STATED PROBLEM — Sift the listing for lines that hold the string "JSON" and pull them out.

GIVEN ENTRIES —
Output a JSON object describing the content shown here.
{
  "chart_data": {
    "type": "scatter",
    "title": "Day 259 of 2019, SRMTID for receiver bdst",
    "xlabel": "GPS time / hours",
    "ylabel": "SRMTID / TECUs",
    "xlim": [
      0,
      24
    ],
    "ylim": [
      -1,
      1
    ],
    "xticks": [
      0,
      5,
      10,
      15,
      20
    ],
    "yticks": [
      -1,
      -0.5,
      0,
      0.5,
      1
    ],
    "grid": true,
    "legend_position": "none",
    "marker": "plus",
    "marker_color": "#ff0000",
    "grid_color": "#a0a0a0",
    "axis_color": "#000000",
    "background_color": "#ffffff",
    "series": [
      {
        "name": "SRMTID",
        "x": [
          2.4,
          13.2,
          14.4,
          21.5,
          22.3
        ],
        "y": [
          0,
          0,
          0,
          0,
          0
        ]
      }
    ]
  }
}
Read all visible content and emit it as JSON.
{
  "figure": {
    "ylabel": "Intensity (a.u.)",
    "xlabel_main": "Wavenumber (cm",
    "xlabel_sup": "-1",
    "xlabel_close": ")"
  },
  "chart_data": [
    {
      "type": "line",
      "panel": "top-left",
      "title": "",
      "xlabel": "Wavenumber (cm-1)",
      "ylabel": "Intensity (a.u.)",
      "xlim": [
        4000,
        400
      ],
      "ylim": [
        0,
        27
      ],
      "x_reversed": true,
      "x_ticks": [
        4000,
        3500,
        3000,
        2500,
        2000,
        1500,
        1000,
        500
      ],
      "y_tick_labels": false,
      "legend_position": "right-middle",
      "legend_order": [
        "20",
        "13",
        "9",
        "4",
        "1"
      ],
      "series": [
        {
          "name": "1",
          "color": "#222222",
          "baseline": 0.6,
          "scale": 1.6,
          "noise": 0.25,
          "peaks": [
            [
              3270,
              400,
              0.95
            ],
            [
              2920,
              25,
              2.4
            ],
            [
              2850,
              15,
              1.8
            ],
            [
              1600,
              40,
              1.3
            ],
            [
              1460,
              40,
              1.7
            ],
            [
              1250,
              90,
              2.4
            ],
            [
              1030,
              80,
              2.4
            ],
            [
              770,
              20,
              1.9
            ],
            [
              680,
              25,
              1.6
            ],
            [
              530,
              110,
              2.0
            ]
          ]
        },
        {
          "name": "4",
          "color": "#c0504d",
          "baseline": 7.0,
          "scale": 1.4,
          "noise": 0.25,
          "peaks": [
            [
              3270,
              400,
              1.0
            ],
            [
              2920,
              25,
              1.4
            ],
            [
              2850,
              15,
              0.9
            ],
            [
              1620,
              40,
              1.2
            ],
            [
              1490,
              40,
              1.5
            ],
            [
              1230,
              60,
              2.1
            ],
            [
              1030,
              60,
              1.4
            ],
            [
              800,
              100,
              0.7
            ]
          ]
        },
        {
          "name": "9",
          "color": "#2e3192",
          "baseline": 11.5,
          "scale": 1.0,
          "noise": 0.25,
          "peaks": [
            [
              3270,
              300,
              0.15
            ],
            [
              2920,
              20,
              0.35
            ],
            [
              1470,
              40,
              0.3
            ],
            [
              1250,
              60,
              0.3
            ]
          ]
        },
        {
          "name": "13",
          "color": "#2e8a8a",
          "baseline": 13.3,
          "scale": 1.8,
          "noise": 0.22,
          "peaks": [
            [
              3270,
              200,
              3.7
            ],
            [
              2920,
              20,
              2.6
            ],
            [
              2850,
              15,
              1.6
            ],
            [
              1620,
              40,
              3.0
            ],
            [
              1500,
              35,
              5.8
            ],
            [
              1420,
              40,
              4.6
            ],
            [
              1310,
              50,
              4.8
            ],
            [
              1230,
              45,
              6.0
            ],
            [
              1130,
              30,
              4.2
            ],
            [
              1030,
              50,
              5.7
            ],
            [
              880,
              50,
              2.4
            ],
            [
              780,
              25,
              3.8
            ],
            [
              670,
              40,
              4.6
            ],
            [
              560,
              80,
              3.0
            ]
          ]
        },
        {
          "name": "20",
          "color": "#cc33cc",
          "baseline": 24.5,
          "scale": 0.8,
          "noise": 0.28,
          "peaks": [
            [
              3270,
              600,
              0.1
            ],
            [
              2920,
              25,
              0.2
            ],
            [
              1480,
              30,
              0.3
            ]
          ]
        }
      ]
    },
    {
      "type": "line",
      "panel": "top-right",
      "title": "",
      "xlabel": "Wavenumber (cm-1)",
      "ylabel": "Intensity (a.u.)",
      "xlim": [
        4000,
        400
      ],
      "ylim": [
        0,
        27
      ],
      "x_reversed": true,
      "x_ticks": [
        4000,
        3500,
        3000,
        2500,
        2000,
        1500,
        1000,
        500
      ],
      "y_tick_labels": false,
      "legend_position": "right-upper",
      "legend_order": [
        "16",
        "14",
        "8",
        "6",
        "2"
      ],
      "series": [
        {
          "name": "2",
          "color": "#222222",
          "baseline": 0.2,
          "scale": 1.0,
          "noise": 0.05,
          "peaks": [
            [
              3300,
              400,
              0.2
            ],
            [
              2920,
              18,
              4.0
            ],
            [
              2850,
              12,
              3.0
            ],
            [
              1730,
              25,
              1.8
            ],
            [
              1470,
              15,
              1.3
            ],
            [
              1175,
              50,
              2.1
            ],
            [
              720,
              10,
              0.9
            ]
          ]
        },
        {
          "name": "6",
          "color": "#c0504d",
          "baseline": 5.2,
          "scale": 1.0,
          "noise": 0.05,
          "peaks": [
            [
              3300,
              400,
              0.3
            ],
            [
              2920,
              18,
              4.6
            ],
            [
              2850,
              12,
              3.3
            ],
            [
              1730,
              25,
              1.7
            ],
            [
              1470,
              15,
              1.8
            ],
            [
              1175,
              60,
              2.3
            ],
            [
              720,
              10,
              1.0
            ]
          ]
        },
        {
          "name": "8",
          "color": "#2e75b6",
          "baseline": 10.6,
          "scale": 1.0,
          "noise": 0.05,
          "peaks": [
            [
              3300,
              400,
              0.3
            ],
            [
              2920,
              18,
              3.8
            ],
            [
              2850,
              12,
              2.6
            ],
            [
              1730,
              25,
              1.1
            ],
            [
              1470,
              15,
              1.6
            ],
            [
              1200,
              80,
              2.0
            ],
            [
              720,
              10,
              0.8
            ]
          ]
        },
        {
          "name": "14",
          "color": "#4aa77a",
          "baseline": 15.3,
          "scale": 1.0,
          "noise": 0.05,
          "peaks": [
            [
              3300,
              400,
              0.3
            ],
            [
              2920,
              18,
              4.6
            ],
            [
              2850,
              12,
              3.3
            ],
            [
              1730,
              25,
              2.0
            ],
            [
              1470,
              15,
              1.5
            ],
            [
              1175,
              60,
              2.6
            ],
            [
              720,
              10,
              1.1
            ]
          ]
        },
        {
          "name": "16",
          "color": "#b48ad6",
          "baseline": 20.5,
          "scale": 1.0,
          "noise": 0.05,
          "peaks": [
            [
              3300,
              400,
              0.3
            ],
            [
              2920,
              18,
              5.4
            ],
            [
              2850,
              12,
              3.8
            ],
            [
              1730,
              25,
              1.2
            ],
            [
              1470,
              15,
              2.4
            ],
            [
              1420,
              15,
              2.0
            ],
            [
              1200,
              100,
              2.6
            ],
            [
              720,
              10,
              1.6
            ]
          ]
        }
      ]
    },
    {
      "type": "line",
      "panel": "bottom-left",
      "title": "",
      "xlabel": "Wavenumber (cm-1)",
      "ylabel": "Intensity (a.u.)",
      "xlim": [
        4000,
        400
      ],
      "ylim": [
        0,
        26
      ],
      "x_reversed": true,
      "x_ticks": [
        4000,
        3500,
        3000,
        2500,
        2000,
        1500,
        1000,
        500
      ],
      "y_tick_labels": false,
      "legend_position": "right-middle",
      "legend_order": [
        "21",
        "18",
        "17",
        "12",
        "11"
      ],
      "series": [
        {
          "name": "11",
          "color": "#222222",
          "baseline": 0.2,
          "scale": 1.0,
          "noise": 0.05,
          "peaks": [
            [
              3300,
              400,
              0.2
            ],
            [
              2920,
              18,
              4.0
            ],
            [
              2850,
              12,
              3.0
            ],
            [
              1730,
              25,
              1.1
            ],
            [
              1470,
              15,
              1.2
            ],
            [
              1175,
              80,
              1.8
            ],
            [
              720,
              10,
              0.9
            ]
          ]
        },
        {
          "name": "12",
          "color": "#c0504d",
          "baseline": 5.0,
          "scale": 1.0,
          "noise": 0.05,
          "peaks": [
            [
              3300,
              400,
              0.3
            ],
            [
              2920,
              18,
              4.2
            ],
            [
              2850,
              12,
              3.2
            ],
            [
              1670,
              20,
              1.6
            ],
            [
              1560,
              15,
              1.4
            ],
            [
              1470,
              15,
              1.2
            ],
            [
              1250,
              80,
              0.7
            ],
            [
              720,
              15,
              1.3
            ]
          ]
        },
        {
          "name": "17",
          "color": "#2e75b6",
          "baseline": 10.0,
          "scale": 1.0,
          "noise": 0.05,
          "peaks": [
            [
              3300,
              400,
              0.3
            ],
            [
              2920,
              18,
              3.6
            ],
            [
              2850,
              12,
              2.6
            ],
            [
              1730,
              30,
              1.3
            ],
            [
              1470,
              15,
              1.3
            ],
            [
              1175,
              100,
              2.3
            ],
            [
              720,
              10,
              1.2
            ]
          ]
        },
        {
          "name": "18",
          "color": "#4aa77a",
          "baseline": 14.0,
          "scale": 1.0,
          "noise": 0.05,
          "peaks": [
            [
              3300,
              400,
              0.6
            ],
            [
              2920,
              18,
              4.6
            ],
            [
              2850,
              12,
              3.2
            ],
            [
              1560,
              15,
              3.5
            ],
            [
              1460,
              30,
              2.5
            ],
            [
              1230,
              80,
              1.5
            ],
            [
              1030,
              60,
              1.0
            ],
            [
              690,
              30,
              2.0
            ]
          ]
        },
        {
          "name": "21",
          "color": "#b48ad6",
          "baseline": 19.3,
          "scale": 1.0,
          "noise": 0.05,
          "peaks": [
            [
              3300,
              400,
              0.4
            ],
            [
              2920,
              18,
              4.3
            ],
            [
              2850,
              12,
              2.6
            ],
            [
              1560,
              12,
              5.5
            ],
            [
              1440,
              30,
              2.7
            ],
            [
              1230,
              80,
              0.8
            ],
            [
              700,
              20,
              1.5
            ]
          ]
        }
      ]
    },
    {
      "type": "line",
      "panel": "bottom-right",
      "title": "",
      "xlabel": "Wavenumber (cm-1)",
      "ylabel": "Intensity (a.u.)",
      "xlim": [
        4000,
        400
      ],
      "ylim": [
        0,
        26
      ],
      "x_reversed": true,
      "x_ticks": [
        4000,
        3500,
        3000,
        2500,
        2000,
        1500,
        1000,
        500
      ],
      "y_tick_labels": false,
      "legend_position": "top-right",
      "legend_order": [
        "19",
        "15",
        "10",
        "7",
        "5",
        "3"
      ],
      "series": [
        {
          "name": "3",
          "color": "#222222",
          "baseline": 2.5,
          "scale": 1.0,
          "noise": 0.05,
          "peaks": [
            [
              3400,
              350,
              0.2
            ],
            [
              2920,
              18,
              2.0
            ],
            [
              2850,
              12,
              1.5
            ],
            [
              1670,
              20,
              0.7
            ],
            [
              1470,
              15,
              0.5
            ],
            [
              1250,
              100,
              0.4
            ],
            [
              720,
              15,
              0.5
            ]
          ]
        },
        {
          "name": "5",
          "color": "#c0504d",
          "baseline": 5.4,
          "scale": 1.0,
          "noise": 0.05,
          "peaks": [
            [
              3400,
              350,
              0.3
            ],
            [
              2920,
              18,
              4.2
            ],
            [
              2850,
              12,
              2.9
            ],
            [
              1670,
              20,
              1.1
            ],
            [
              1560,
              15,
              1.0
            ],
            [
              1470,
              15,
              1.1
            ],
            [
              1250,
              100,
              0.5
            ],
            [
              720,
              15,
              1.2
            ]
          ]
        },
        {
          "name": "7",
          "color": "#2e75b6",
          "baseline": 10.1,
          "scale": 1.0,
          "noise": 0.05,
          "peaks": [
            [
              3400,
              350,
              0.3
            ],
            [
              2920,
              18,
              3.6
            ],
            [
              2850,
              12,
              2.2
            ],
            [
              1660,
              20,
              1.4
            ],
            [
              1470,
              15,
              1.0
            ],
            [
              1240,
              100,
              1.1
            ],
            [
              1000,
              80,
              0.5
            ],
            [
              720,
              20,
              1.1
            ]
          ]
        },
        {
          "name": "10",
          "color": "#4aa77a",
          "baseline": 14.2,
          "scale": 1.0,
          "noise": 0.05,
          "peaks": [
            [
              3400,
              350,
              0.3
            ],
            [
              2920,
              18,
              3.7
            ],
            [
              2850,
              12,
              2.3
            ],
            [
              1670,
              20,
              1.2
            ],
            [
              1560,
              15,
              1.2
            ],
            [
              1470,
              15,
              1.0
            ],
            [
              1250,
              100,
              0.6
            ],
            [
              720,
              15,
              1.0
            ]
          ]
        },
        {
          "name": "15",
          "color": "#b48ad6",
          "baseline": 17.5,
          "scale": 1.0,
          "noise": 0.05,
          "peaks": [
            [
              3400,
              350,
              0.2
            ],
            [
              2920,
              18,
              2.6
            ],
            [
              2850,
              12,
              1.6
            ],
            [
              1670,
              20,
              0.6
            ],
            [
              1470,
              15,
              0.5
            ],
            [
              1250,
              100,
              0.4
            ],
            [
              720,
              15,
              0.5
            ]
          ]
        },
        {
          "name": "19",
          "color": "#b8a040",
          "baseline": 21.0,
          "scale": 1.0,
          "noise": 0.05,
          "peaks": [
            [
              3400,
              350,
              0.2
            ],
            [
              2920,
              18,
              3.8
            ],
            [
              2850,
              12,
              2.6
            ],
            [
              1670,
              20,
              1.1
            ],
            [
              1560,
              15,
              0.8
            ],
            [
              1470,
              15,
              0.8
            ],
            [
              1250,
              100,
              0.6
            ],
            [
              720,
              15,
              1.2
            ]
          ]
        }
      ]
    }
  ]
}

ANSWER TO THIS PROBLEM —
Output a JSON object describing the content shown here.
Read all visible content and emit it as JSON.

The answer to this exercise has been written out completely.